>> start DATA EXCERPTS
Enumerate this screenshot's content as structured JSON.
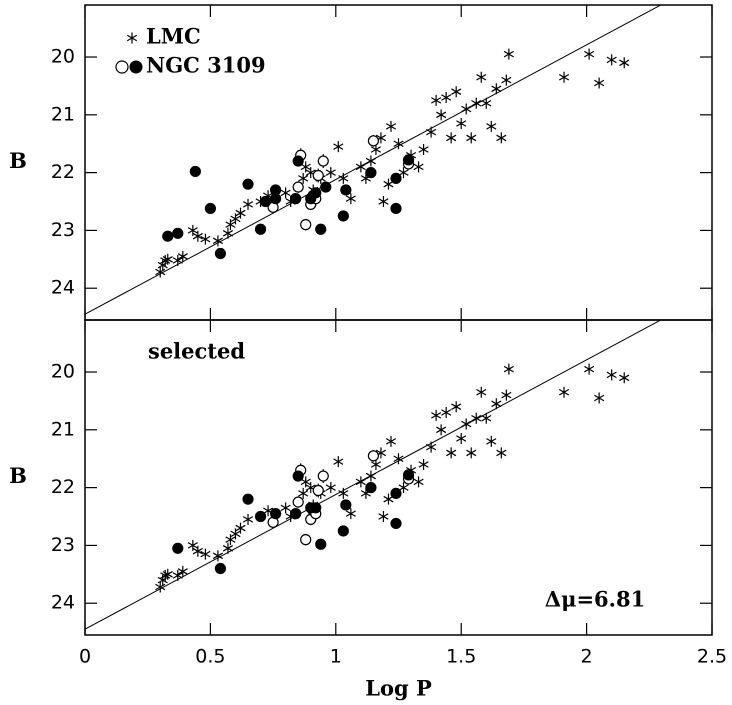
{
  "chart_data": [
    {
      "type": "scatter",
      "xlim": [
        0,
        2.5
      ],
      "ylim": [
        24.55,
        19.1
      ],
      "xticks": [
        0,
        0.5,
        1,
        1.5,
        2,
        2.5
      ],
      "xtick_labels": false,
      "yticks": [
        20,
        21,
        22,
        23,
        24
      ],
      "ylabel": "B",
      "legend": "upper left",
      "series": [
        {
          "name": "LMC",
          "marker": "star",
          "color": "#000000",
          "x": [
            0.3,
            0.31,
            0.32,
            0.33,
            0.37,
            0.39,
            0.43,
            0.45,
            0.48,
            0.53,
            0.57,
            0.58,
            0.6,
            0.62,
            0.65,
            0.7,
            0.73,
            0.8,
            0.82,
            0.87,
            0.88,
            0.9,
            0.91,
            0.94,
            0.98,
            1.01,
            1.03,
            1.06,
            1.1,
            1.12,
            1.14,
            1.16,
            1.18,
            1.19,
            1.21,
            1.22,
            1.25,
            1.27,
            1.3,
            1.33,
            1.35,
            1.38,
            1.4,
            1.42,
            1.44,
            1.46,
            1.48,
            1.5,
            1.52,
            1.54,
            1.56,
            1.58,
            1.6,
            1.62,
            1.64,
            1.66,
            1.68,
            1.69,
            1.91,
            2.01,
            2.05,
            2.1,
            2.15
          ],
          "values": [
            23.72,
            23.6,
            23.52,
            23.5,
            23.52,
            23.45,
            23.0,
            23.1,
            23.15,
            23.18,
            23.05,
            22.9,
            22.8,
            22.7,
            22.55,
            22.5,
            22.4,
            22.35,
            22.5,
            22.1,
            21.9,
            22.0,
            22.3,
            22.1,
            22.0,
            21.55,
            22.1,
            22.45,
            21.9,
            22.1,
            21.8,
            21.6,
            21.4,
            22.5,
            22.2,
            21.2,
            21.5,
            22.0,
            21.7,
            21.9,
            21.6,
            21.3,
            20.75,
            21.0,
            20.7,
            21.4,
            20.6,
            21.15,
            20.9,
            21.4,
            20.8,
            20.35,
            20.8,
            21.2,
            20.55,
            21.4,
            20.4,
            19.95,
            20.35,
            19.95,
            20.45,
            20.05,
            20.1
          ]
        },
        {
          "name": "NGC 3109",
          "marker": "open",
          "color": "#000000",
          "x": [
            0.75,
            0.85,
            0.86,
            0.88,
            0.9,
            0.91,
            0.92,
            0.93,
            0.95,
            1.15,
            1.29
          ],
          "values": [
            22.6,
            22.25,
            21.7,
            22.9,
            22.55,
            22.4,
            22.45,
            22.05,
            21.8,
            21.45,
            21.85
          ],
          "errors": [
            0.1,
            0.1,
            0.12,
            0.1,
            0.1,
            0.1,
            0.12,
            0.12,
            0.12,
            0.1,
            0.1
          ]
        },
        {
          "marker": "filled",
          "color": "#000000",
          "x": [
            0.33,
            0.37,
            0.44,
            0.5,
            0.54,
            0.65,
            0.7,
            0.72,
            0.76,
            0.76,
            0.84,
            0.85,
            0.9,
            0.92,
            0.94,
            0.96,
            1.03,
            1.04,
            1.14,
            1.24,
            1.24,
            1.29
          ],
          "values": [
            23.1,
            23.05,
            21.98,
            22.62,
            23.4,
            22.2,
            22.98,
            22.5,
            22.45,
            22.3,
            22.45,
            21.8,
            22.45,
            22.35,
            22.98,
            22.25,
            22.75,
            22.3,
            22.0,
            22.62,
            22.1,
            21.78
          ]
        }
      ],
      "fit": {
        "x": [
          0,
          2.3
        ],
        "values": [
          24.45,
          19.09
        ]
      }
    },
    {
      "type": "scatter",
      "xlim": [
        0,
        2.5
      ],
      "ylim": [
        24.55,
        19.1
      ],
      "xticks": [
        0,
        0.5,
        1,
        1.5,
        2,
        2.5
      ],
      "xtick_labels": true,
      "yticks": [
        20,
        21,
        22,
        23,
        24
      ],
      "ylabel": "B",
      "xlabel": "Log P",
      "annotations": [
        "selected",
        "Δμ=6.81"
      ],
      "series": [
        {
          "marker": "star",
          "color": "#000000",
          "x": [
            0.3,
            0.31,
            0.32,
            0.33,
            0.37,
            0.39,
            0.43,
            0.45,
            0.48,
            0.53,
            0.57,
            0.58,
            0.6,
            0.62,
            0.65,
            0.7,
            0.73,
            0.8,
            0.82,
            0.87,
            0.88,
            0.9,
            0.91,
            0.94,
            0.98,
            1.01,
            1.03,
            1.06,
            1.1,
            1.12,
            1.14,
            1.16,
            1.18,
            1.19,
            1.21,
            1.22,
            1.25,
            1.27,
            1.3,
            1.33,
            1.35,
            1.38,
            1.4,
            1.42,
            1.44,
            1.46,
            1.48,
            1.5,
            1.52,
            1.54,
            1.56,
            1.58,
            1.6,
            1.62,
            1.64,
            1.66,
            1.68,
            1.69,
            1.91,
            2.01,
            2.05,
            2.1,
            2.15
          ],
          "values": [
            23.72,
            23.6,
            23.52,
            23.5,
            23.52,
            23.45,
            23.0,
            23.1,
            23.15,
            23.18,
            23.05,
            22.9,
            22.8,
            22.7,
            22.55,
            22.5,
            22.4,
            22.35,
            22.5,
            22.1,
            21.9,
            22.0,
            22.3,
            22.1,
            22.0,
            21.55,
            22.1,
            22.45,
            21.9,
            22.1,
            21.8,
            21.6,
            21.4,
            22.5,
            22.2,
            21.2,
            21.5,
            22.0,
            21.7,
            21.9,
            21.6,
            21.3,
            20.75,
            21.0,
            20.7,
            21.4,
            20.6,
            21.15,
            20.9,
            21.4,
            20.8,
            20.35,
            20.8,
            21.2,
            20.55,
            21.4,
            20.4,
            19.95,
            20.35,
            19.95,
            20.45,
            20.05,
            20.1
          ]
        },
        {
          "marker": "open",
          "color": "#000000",
          "x": [
            0.75,
            0.85,
            0.86,
            0.88,
            0.9,
            0.91,
            0.92,
            0.93,
            0.95,
            1.15,
            1.29
          ],
          "values": [
            22.6,
            22.25,
            21.7,
            22.9,
            22.55,
            22.4,
            22.45,
            22.05,
            21.8,
            21.45,
            21.85
          ],
          "errors": [
            0.1,
            0.1,
            0.12,
            0.1,
            0.1,
            0.1,
            0.12,
            0.12,
            0.12,
            0.1,
            0.1
          ]
        },
        {
          "marker": "filled",
          "color": "#000000",
          "x": [
            0.37,
            0.54,
            0.65,
            0.7,
            0.76,
            0.84,
            0.85,
            0.9,
            0.92,
            0.94,
            1.03,
            1.04,
            1.14,
            1.24,
            1.24,
            1.29
          ],
          "values": [
            23.05,
            23.4,
            22.2,
            22.5,
            22.45,
            22.45,
            21.8,
            22.35,
            22.35,
            22.98,
            22.75,
            22.3,
            22.0,
            22.62,
            22.1,
            21.78
          ]
        }
      ],
      "fit": {
        "x": [
          0,
          2.3
        ],
        "values": [
          24.45,
          19.09
        ]
      }
    }
  ]
}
>> end DATA EXCERPTS
**TASK TO CARRY OUT:**
Your task is to retype all the entries exactly and leave out any pictures.

**REPLY TO THE EXERCISE:**
Enumerate this screenshot's content as structured JSON.
{
  "chart_data": [
    {
      "type": "scatter",
      "xlim": [
        0,
        2.5
      ],
      "ylim": [
        24.55,
        19.1
      ],
      "xticks": [
        0,
        0.5,
        1,
        1.5,
        2,
        2.5
      ],
      "xtick_labels": false,
      "yticks": [
        20,
        21,
        22,
        23,
        24
      ],
      "ylabel": "B",
      "legend": "upper left",
      "series": [
        {
          "name": "LMC",
          "marker": "star",
          "color": "#000000",
          "x": [
            0.3,
            0.31,
            0.32,
            0.33,
            0.37,
            0.39,
            0.43,
            0.45,
            0.48,
            0.53,
            0.57,
            0.58,
            0.6,
            0.62,
            0.65,
            0.7,
            0.73,
            0.8,
            0.82,
            0.87,
            0.88,
            0.9,
            0.91,
            0.94,
            0.98,
            1.01,
            1.03,
            1.06,
            1.1,
            1.12,
            1.14,
            1.16,
            1.18,
            1.19,
            1.21,
            1.22,
            1.25,
            1.27,
            1.3,
            1.33,
            1.35,
            1.38,
            1.4,
            1.42,
            1.44,
            1.46,
            1.48,
            1.5,
            1.52,
            1.54,
            1.56,
            1.58,
            1.6,
            1.62,
            1.64,
            1.66,
            1.68,
            1.69,
            1.91,
            2.01,
            2.05,
            2.1,
            2.15
          ],
          "values": [
            23.72,
            23.6,
            23.52,
            23.5,
            23.52,
            23.45,
            23.0,
            23.1,
            23.15,
            23.18,
            23.05,
            22.9,
            22.8,
            22.7,
            22.55,
            22.5,
            22.4,
            22.35,
            22.5,
            22.1,
            21.9,
            22.0,
            22.3,
            22.1,
            22.0,
            21.55,
            22.1,
            22.45,
            21.9,
            22.1,
            21.8,
            21.6,
            21.4,
            22.5,
            22.2,
            21.2,
            21.5,
            22.0,
            21.7,
            21.9,
            21.6,
            21.3,
            20.75,
            21.0,
            20.7,
            21.4,
            20.6,
            21.15,
            20.9,
            21.4,
            20.8,
            20.35,
            20.8,
            21.2,
            20.55,
            21.4,
            20.4,
            19.95,
            20.35,
            19.95,
            20.45,
            20.05,
            20.1
          ]
        },
        {
          "name": "NGC 3109",
          "marker": "open",
          "color": "#000000",
          "x": [
            0.75,
            0.85,
            0.86,
            0.88,
            0.9,
            0.91,
            0.92,
            0.93,
            0.95,
            1.15,
            1.29
          ],
          "values": [
            22.6,
            22.25,
            21.7,
            22.9,
            22.55,
            22.4,
            22.45,
            22.05,
            21.8,
            21.45,
            21.85
          ],
          "errors": [
            0.1,
            0.1,
            0.12,
            0.1,
            0.1,
            0.1,
            0.12,
            0.12,
            0.12,
            0.1,
            0.1
          ]
        },
        {
          "marker": "filled",
          "color": "#000000",
          "x": [
            0.33,
            0.37,
            0.44,
            0.5,
            0.54,
            0.65,
            0.7,
            0.72,
            0.76,
            0.76,
            0.84,
            0.85,
            0.9,
            0.92,
            0.94,
            0.96,
            1.03,
            1.04,
            1.14,
            1.24,
            1.24,
            1.29
          ],
          "values": [
            23.1,
            23.05,
            21.98,
            22.62,
            23.4,
            22.2,
            22.98,
            22.5,
            22.45,
            22.3,
            22.45,
            21.8,
            22.45,
            22.35,
            22.98,
            22.25,
            22.75,
            22.3,
            22.0,
            22.62,
            22.1,
            21.78
          ]
        }
      ],
      "fit": {
        "x": [
          0,
          2.3
        ],
        "values": [
          24.45,
          19.09
        ]
      }
    },
    {
      "type": "scatter",
      "xlim": [
        0,
        2.5
      ],
      "ylim": [
        24.55,
        19.1
      ],
      "xticks": [
        0,
        0.5,
        1,
        1.5,
        2,
        2.5
      ],
      "xtick_labels": true,
      "yticks": [
        20,
        21,
        22,
        23,
        24
      ],
      "ylabel": "B",
      "xlabel": "Log P",
      "annotations": [
        "selected",
        "Δμ=6.81"
      ],
      "series": [
        {
          "marker": "star",
          "color": "#000000",
          "x": [
            0.3,
            0.31,
            0.32,
            0.33,
            0.37,
            0.39,
            0.43,
            0.45,
            0.48,
            0.53,
            0.57,
            0.58,
            0.6,
            0.62,
            0.65,
            0.7,
            0.73,
            0.8,
            0.82,
            0.87,
            0.88,
            0.9,
            0.91,
            0.94,
            0.98,
            1.01,
            1.03,
            1.06,
            1.1,
            1.12,
            1.14,
            1.16,
            1.18,
            1.19,
            1.21,
            1.22,
            1.25,
            1.27,
            1.3,
            1.33,
            1.35,
            1.38,
            1.4,
            1.42,
            1.44,
            1.46,
            1.48,
            1.5,
            1.52,
            1.54,
            1.56,
            1.58,
            1.6,
            1.62,
            1.64,
            1.66,
            1.68,
            1.69,
            1.91,
            2.01,
            2.05,
            2.1,
            2.15
          ],
          "values": [
            23.72,
            23.6,
            23.52,
            23.5,
            23.52,
            23.45,
            23.0,
            23.1,
            23.15,
            23.18,
            23.05,
            22.9,
            22.8,
            22.7,
            22.55,
            22.5,
            22.4,
            22.35,
            22.5,
            22.1,
            21.9,
            22.0,
            22.3,
            22.1,
            22.0,
            21.55,
            22.1,
            22.45,
            21.9,
            22.1,
            21.8,
            21.6,
            21.4,
            22.5,
            22.2,
            21.2,
            21.5,
            22.0,
            21.7,
            21.9,
            21.6,
            21.3,
            20.75,
            21.0,
            20.7,
            21.4,
            20.6,
            21.15,
            20.9,
            21.4,
            20.8,
            20.35,
            20.8,
            21.2,
            20.55,
            21.4,
            20.4,
            19.95,
            20.35,
            19.95,
            20.45,
            20.05,
            20.1
          ]
        },
        {
          "marker": "open",
          "color": "#000000",
          "x": [
            0.75,
            0.85,
            0.86,
            0.88,
            0.9,
            0.91,
            0.92,
            0.93,
            0.95,
            1.15,
            1.29
          ],
          "values": [
            22.6,
            22.25,
            21.7,
            22.9,
            22.55,
            22.4,
            22.45,
            22.05,
            21.8,
            21.45,
            21.85
          ],
          "errors": [
            0.1,
            0.1,
            0.12,
            0.1,
            0.1,
            0.1,
            0.12,
            0.12,
            0.12,
            0.1,
            0.1
          ]
        },
        {
          "marker": "filled",
          "color": "#000000",
          "x": [
            0.37,
            0.54,
            0.65,
            0.7,
            0.76,
            0.84,
            0.85,
            0.9,
            0.92,
            0.94,
            1.03,
            1.04,
            1.14,
            1.24,
            1.24,
            1.29
          ],
          "values": [
            23.05,
            23.4,
            22.2,
            22.5,
            22.45,
            22.45,
            21.8,
            22.35,
            22.35,
            22.98,
            22.75,
            22.3,
            22.0,
            22.62,
            22.1,
            21.78
          ]
        }
      ],
      "fit": {
        "x": [
          0,
          2.3
        ],
        "values": [
          24.45,
          19.09
        ]
      }
    }
  ]
}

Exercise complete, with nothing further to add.